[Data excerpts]
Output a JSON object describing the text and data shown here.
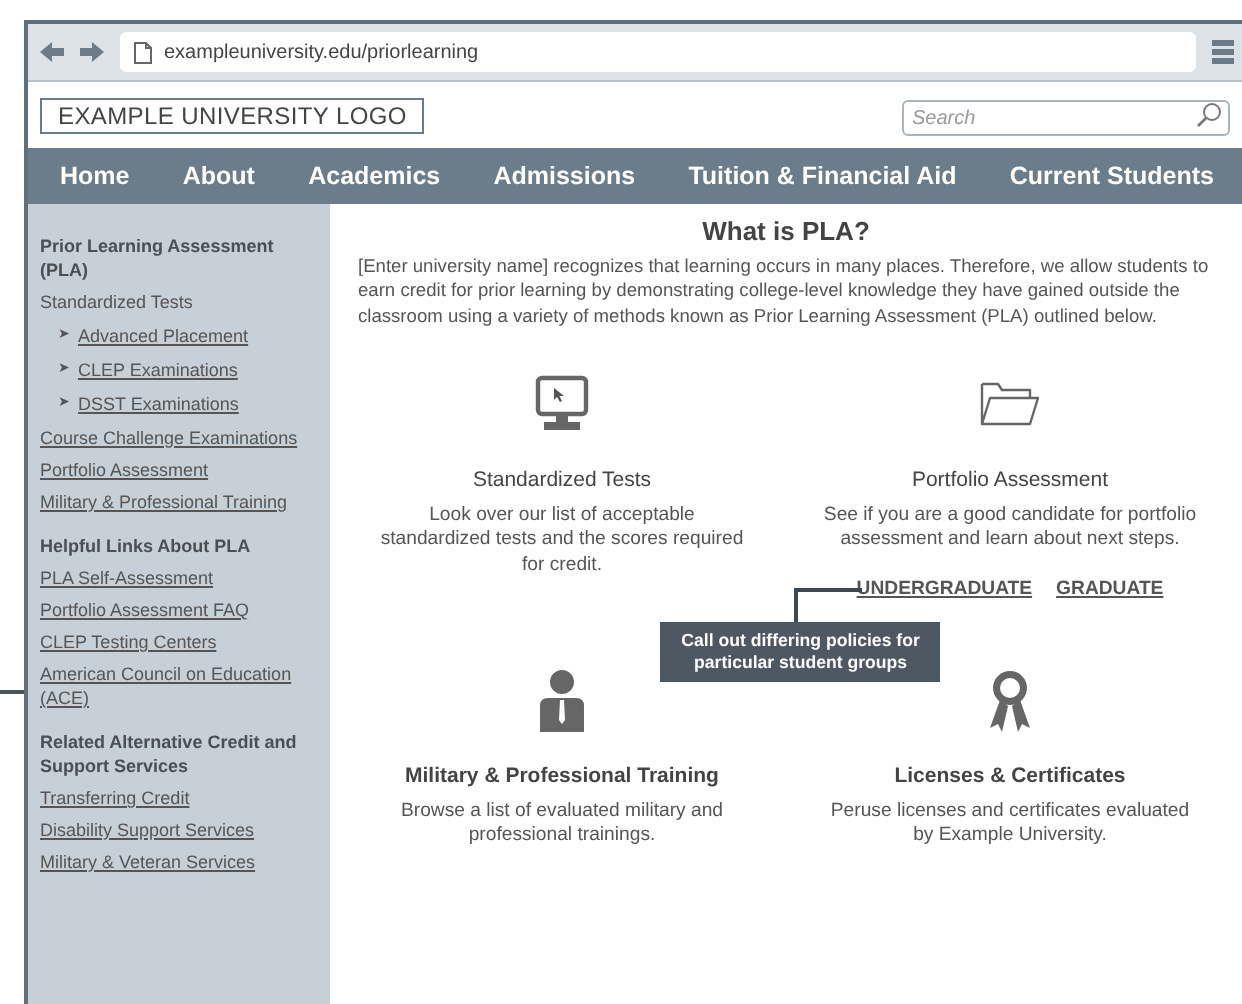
{
  "browser": {
    "url": "exampleuniversity.edu/priorlearning"
  },
  "header": {
    "logo": "EXAMPLE UNIVERSITY LOGO",
    "search": {
      "placeholder": "Search"
    }
  },
  "nav": [
    "Home",
    "About",
    "Academics",
    "Admissions",
    "Tuition & Financial Aid",
    "Current Students"
  ],
  "sidebar": [
    {
      "kind": "heading",
      "text": "Prior Learning Assessment (PLA)"
    },
    {
      "kind": "label",
      "text": "Standardized Tests"
    },
    {
      "kind": "sublink",
      "marker": "➤",
      "text": "Advanced Placement"
    },
    {
      "kind": "sublink",
      "marker": "➤",
      "text": "CLEP Examinations"
    },
    {
      "kind": "sublink",
      "marker": "➤",
      "text": "DSST Examinations"
    },
    {
      "kind": "link",
      "text": "Course Challenge Examinations"
    },
    {
      "kind": "link",
      "text": "Portfolio Assessment"
    },
    {
      "kind": "link",
      "text": "Military & Professional Training"
    },
    {
      "kind": "heading",
      "text": "Helpful Links About PLA"
    },
    {
      "kind": "link",
      "text": "PLA Self-Assessment"
    },
    {
      "kind": "link",
      "text": "Portfolio Assessment FAQ"
    },
    {
      "kind": "link",
      "text": "CLEP Testing Centers"
    },
    {
      "kind": "link",
      "text": "American Council on Education (ACE)"
    },
    {
      "kind": "heading",
      "text": "Related Alternative Credit and Support Services"
    },
    {
      "kind": "link",
      "text": "Transferring Credit"
    },
    {
      "kind": "link",
      "text": "Disability Support Services"
    },
    {
      "kind": "link",
      "text": "Military & Veteran Services"
    }
  ],
  "main": {
    "title": "What is PLA?",
    "intro": "[Enter university name] recognizes that learning occurs in many places. Therefore, we allow students to earn credit for prior learning by demonstrating college-level knowledge they have gained outside the classroom using a variety of methods known as Prior Learning Assessment (PLA) outlined below.",
    "cards": [
      {
        "title": "Standardized Tests",
        "text": "Look over our list of acceptable standardized tests and the scores required for credit."
      },
      {
        "title": "Portfolio Assessment",
        "text": "See if you are a good candidate for portfolio assessment and learn about next steps.",
        "links": [
          "UNDERGRADUATE",
          "GRADUATE"
        ]
      },
      {
        "title": "Military & Professional Training",
        "text": "Browse a list of evaluated military and professional trainings."
      },
      {
        "title": "Licenses & Certificates",
        "text": "Peruse licenses and certificates evaluated by Example University."
      }
    ],
    "callout": "Call out differing policies for particular student groups"
  }
}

• Goal: Reproduce each line holding the word "Services".

• Answer for the task:
      "text": "Related Alternative Credit and Support Services"
      "text": "Disability Support Services"
      "text": "Military & Veteran Services"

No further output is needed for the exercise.